What you need to do: Output the full material exactly as it appears here.

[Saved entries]
▼

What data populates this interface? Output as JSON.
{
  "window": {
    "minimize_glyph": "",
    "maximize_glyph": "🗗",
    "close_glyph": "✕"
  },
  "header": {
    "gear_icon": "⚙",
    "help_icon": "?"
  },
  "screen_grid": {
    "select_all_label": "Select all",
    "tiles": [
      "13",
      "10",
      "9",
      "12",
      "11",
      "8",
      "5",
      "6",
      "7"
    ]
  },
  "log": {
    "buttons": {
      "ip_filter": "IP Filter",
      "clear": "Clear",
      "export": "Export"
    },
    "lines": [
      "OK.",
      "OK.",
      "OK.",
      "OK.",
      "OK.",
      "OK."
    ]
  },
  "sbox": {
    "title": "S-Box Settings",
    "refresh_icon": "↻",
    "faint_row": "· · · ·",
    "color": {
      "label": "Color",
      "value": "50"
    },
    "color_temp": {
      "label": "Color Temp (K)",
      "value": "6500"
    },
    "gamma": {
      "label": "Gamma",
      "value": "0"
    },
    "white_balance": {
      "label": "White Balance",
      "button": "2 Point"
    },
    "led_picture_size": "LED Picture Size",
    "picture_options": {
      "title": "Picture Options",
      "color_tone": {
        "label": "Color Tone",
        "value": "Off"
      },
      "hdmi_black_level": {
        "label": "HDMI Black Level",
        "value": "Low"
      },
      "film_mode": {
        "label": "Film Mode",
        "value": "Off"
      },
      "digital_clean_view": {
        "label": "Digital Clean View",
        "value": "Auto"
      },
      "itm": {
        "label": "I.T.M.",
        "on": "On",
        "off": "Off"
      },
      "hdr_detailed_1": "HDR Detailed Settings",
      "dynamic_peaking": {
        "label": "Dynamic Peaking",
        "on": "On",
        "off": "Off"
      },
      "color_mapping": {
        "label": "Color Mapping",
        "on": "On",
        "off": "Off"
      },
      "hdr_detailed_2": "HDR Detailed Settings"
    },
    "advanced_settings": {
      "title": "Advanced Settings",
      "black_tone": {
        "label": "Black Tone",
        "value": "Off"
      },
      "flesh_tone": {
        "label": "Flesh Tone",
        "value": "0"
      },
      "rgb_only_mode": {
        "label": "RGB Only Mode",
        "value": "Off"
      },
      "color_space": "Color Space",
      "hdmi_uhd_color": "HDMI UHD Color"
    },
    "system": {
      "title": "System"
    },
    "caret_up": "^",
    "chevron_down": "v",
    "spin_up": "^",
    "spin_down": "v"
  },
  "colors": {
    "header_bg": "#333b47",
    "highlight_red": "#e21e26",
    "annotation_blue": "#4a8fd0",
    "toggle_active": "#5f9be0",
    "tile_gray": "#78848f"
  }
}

▲

Solution to this problem:
What data populates this interface? Output as JSON.
{
  "window": {
    "minimize_glyph": "",
    "maximize_glyph": "🗗",
    "close_glyph": "✕"
  },
  "header": {
    "gear_icon": "⚙",
    "help_icon": "?"
  },
  "screen_grid": {
    "select_all_label": "Select all",
    "tiles": [
      "13",
      "10",
      "9",
      "12",
      "11",
      "8",
      "5",
      "6",
      "7"
    ]
  },
  "log": {
    "buttons": {
      "ip_filter": "IP Filter",
      "clear": "Clear",
      "export": "Export"
    },
    "lines": [
      "OK.",
      "OK.",
      "OK.",
      "OK.",
      "OK.",
      "OK."
    ]
  },
  "sbox": {
    "title": "S-Box Settings",
    "refresh_icon": "↻",
    "faint_row": "· · · ·",
    "color": {
      "label": "Color",
      "value": "50"
    },
    "color_temp": {
      "label": "Color Temp (K)",
      "value": "6500"
    },
    "gamma": {
      "label": "Gamma",
      "value": "0"
    },
    "white_balance": {
      "label": "White Balance",
      "button": "2 Point"
    },
    "led_picture_size": "LED Picture Size",
    "picture_options": {
      "title": "Picture Options",
      "color_tone": {
        "label": "Color Tone",
        "value": "Off"
      },
      "hdmi_black_level": {
        "label": "HDMI Black Level",
        "value": "Low"
      },
      "film_mode": {
        "label": "Film Mode",
        "value": "Off"
      },
      "digital_clean_view": {
        "label": "Digital Clean View",
        "value": "Auto"
      },
      "itm": {
        "label": "I.T.M.",
        "on": "On",
        "off": "Off"
      },
      "hdr_detailed_1": "HDR Detailed Settings",
      "dynamic_peaking": {
        "label": "Dynamic Peaking",
        "on": "On",
        "off": "Off"
      },
      "color_mapping": {
        "label": "Color Mapping",
        "on": "On",
        "off": "Off"
      },
      "hdr_detailed_2": "HDR Detailed Settings"
    },
    "advanced_settings": {
      "title": "Advanced Settings",
      "black_tone": {
        "label": "Black Tone",
        "value": "Off"
      },
      "flesh_tone": {
        "label": "Flesh Tone",
        "value": "0"
      },
      "rgb_only_mode": {
        "label": "RGB Only Mode",
        "value": "Off"
      },
      "color_space": "Color Space",
      "hdmi_uhd_color": "HDMI UHD Color"
    },
    "system": {
      "title": "System"
    },
    "caret_up": "^",
    "chevron_down": "v",
    "spin_up": "^",
    "spin_down": "v"
  },
  "colors": {
    "header_bg": "#333b47",
    "highlight_red": "#e21e26",
    "annotation_blue": "#4a8fd0",
    "toggle_active": "#5f9be0",
    "tile_gray": "#78848f"
  }
}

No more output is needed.